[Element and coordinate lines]
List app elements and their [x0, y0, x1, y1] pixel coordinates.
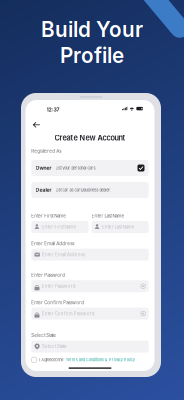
staticText: Enter Password: [31, 272, 65, 278]
staticText: Enter First Name: [42, 224, 76, 230]
staticText: I Agreed to the: [39, 358, 63, 362]
staticText: Enter Email Address: [42, 252, 85, 257]
staticText: Enter Confirm Password: [42, 311, 95, 316]
button[interactable]: I Agreed to the: [31, 356, 149, 363]
staticText: Enter Confirm Password: [31, 300, 84, 305]
staticText: List car as cars/business dealer: [56, 188, 110, 192]
staticText: Owner: [36, 165, 52, 171]
staticText: Registered As: [31, 149, 61, 154]
staticText: Dealer: [36, 187, 52, 193]
staticText: Enter Password: [42, 284, 76, 289]
button[interactable]: Back: [30, 118, 43, 131]
staticText: Enter Last Name: [102, 224, 135, 230]
staticText: Enter Last Name: [92, 213, 124, 219]
staticText: 12:37: [46, 106, 60, 113]
staticText: Create New Account: [54, 133, 126, 142]
staticText: Terms and Conditions & Privacy Policy: [66, 358, 135, 362]
staticText: Enter First Name: [31, 213, 66, 219]
staticText: Select State: [42, 344, 67, 349]
staticText: Profile: [60, 43, 124, 68]
button[interactable]: Owner: [31, 160, 149, 176]
staticText: Build Your: [41, 17, 143, 42]
button[interactable]: Dealer: [31, 182, 149, 198]
staticText: Select State: [31, 333, 56, 338]
staticText: List your personal cars: [56, 166, 96, 170]
staticText: Enter Email Address: [31, 241, 74, 246]
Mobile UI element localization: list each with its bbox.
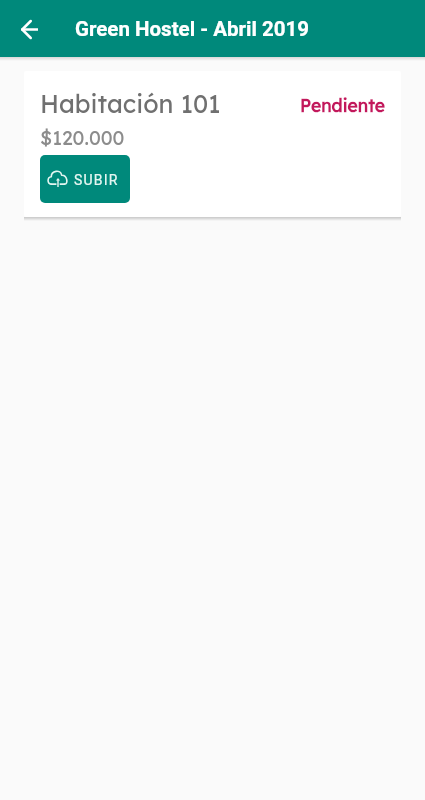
button[interactable]: Back	[5, 5, 53, 53]
button[interactable]: SUBIR	[40, 155, 130, 203]
staticText: SUBIR	[74, 172, 119, 188]
staticText: Green Hostel - Abril 2019	[75, 17, 310, 41]
staticText: $120.000	[40, 125, 125, 149]
staticText: Pendiente	[300, 94, 386, 116]
staticText: Habitación 101	[40, 88, 221, 119]
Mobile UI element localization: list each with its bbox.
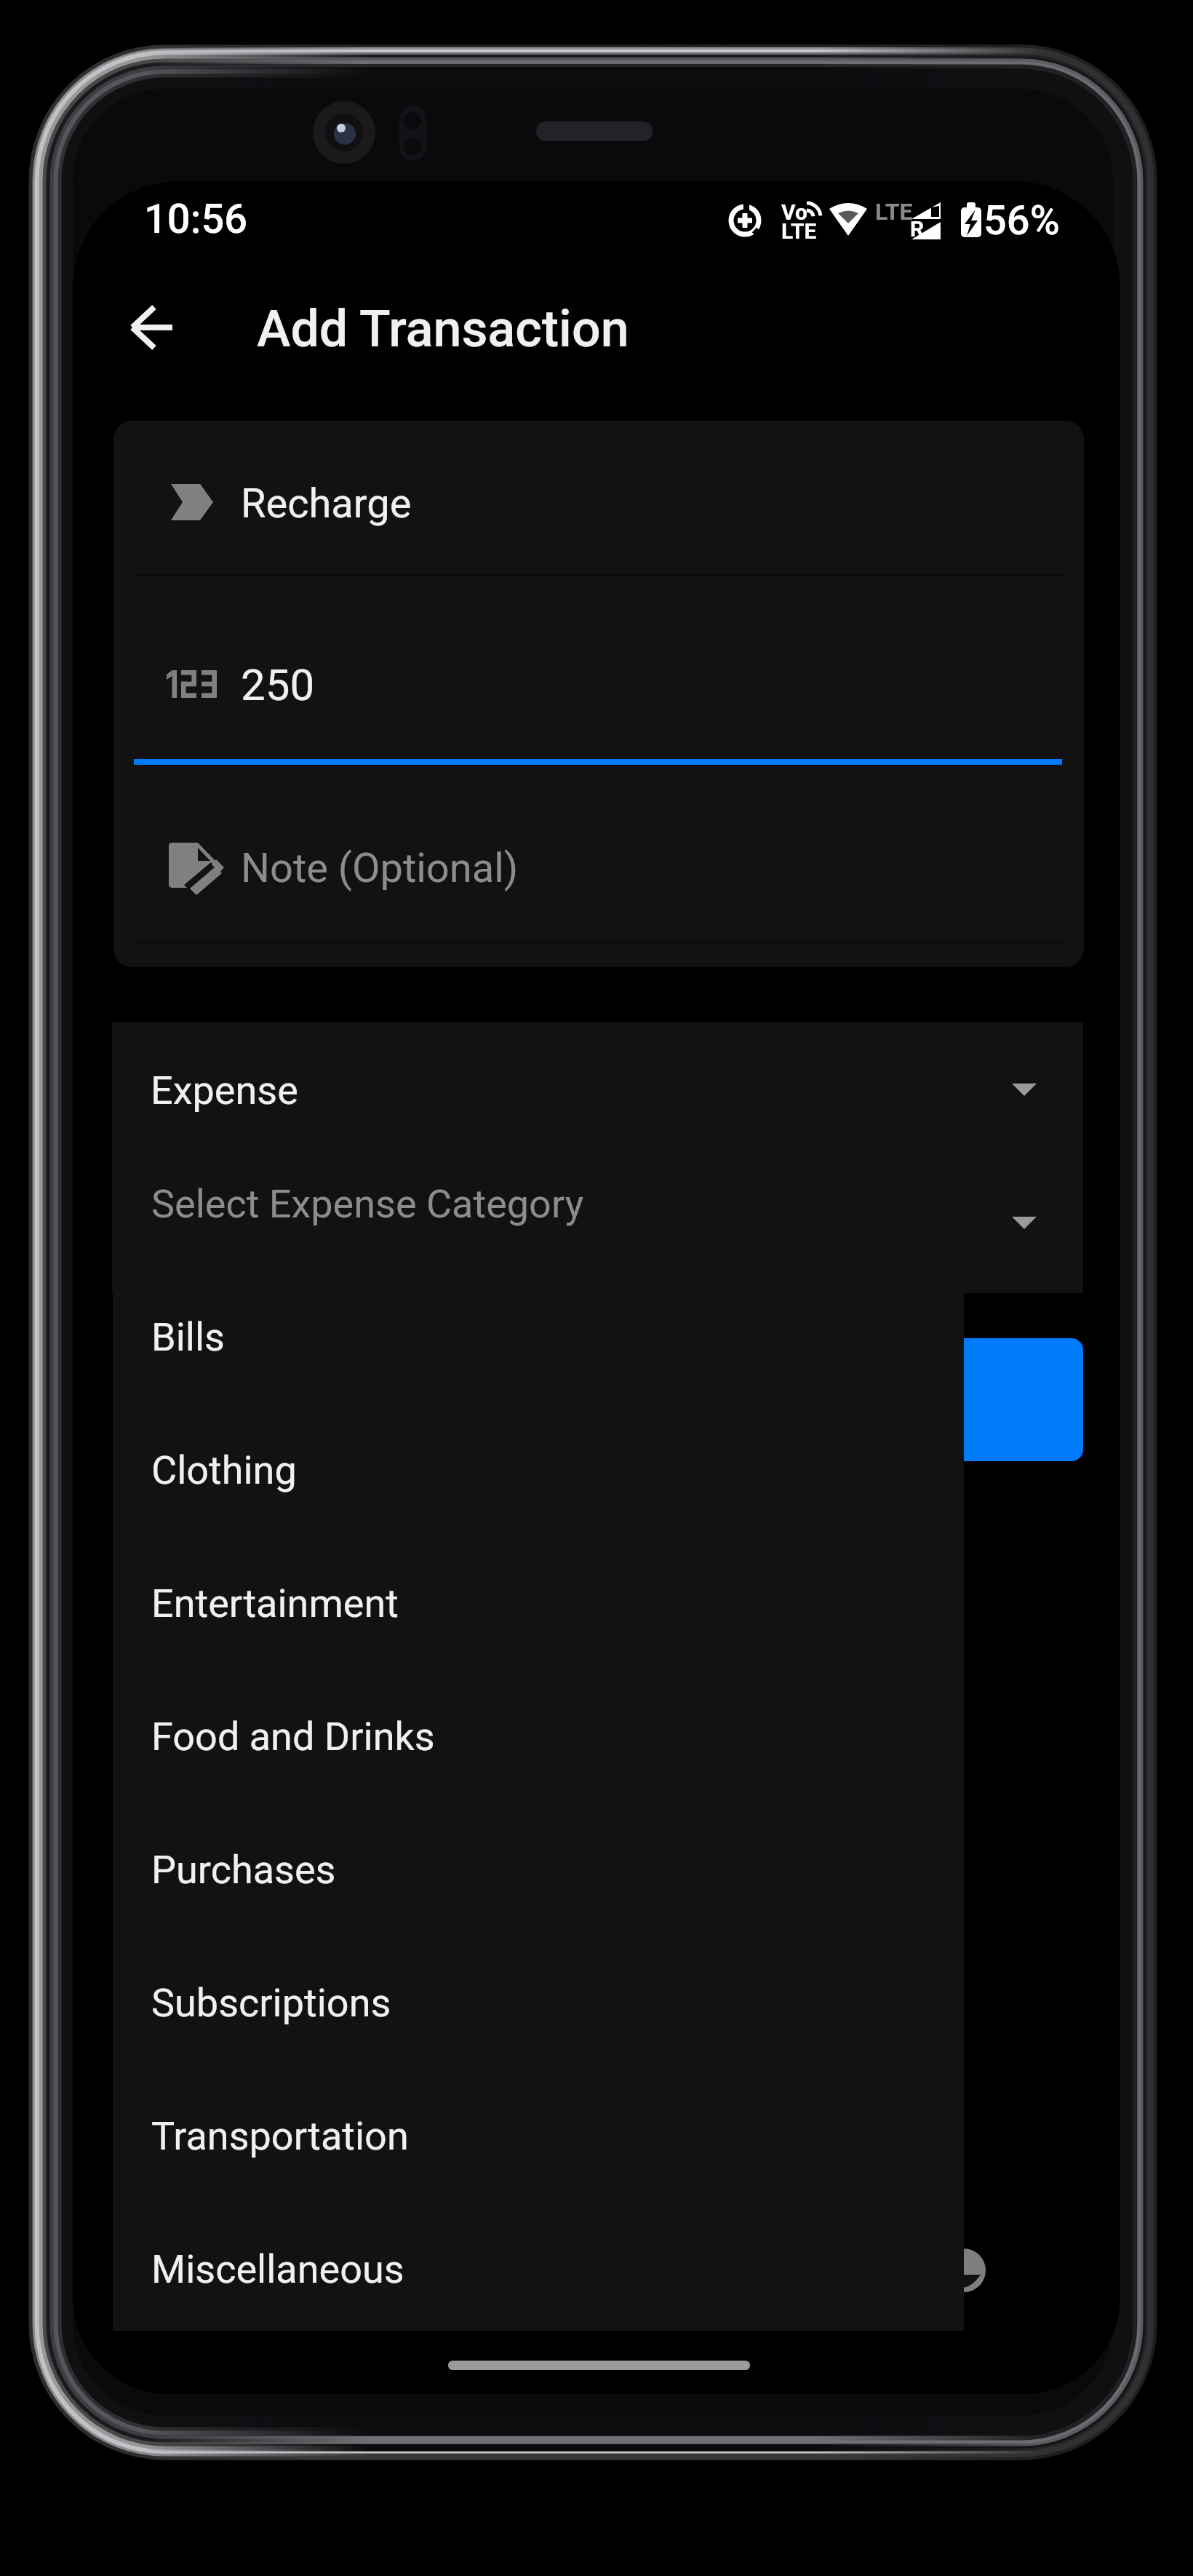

WORK REQUIRED: Copy all of the lines above word for word, leaving out the pictures.

EXERCISE RESPONSE:
List app elements and their [x0, y0, x1, y1] pixel coordinates.
staticText: Enter Password: [31, 272, 65, 278]
staticText: Enter First Name: [42, 224, 76, 230]
staticText: I Agreed to the: [39, 358, 63, 362]
staticText: Enter Email Address: [42, 252, 85, 257]
staticText: Enter Confirm Password: [42, 311, 95, 316]
button[interactable]: I Agreed to the: [31, 356, 149, 363]
staticText: Enter Confirm Password: [31, 300, 84, 305]
staticText: List car as cars/business dealer: [56, 188, 110, 192]
staticText: Owner: [36, 165, 52, 171]
staticText: Registered As: [31, 149, 61, 154]
staticText: Dealer: [36, 187, 52, 193]
staticText: Enter Password: [42, 284, 76, 289]
button[interactable]: Back: [30, 118, 43, 131]
staticText: Enter Last Name: [102, 224, 135, 230]
staticText: Enter Last Name: [92, 213, 124, 219]
staticText: 12:37: [46, 106, 60, 113]
staticText: Create New Account: [54, 133, 126, 142]
staticText: Terms and Conditions & Privacy Policy: [66, 358, 135, 362]
staticText: Enter First Name: [31, 213, 66, 219]
staticText: Select State: [42, 344, 67, 349]
staticText: Profile: [60, 43, 124, 68]
button[interactable]: Owner: [31, 160, 149, 176]
staticText: Build Your: [41, 17, 143, 42]
button[interactable]: Dealer: [31, 182, 149, 198]
staticText: Select State: [31, 333, 56, 338]
staticText: List your personal cars: [56, 166, 96, 170]
staticText: Enter Email Address: [31, 241, 74, 246]
Mobile UI element localization: list each with its bbox.
button[interactable]: Back	[5, 5, 53, 53]
button[interactable]: SUBIR	[40, 155, 130, 203]
staticText: SUBIR	[74, 172, 119, 188]
staticText: Green Hostel - Abril 2019	[75, 17, 310, 41]
staticText: $120.000	[40, 125, 125, 149]
staticText: Pendiente	[300, 94, 386, 116]
staticText: Habitación 101	[40, 88, 221, 119]
Mobile UI element localization: list each with its bbox.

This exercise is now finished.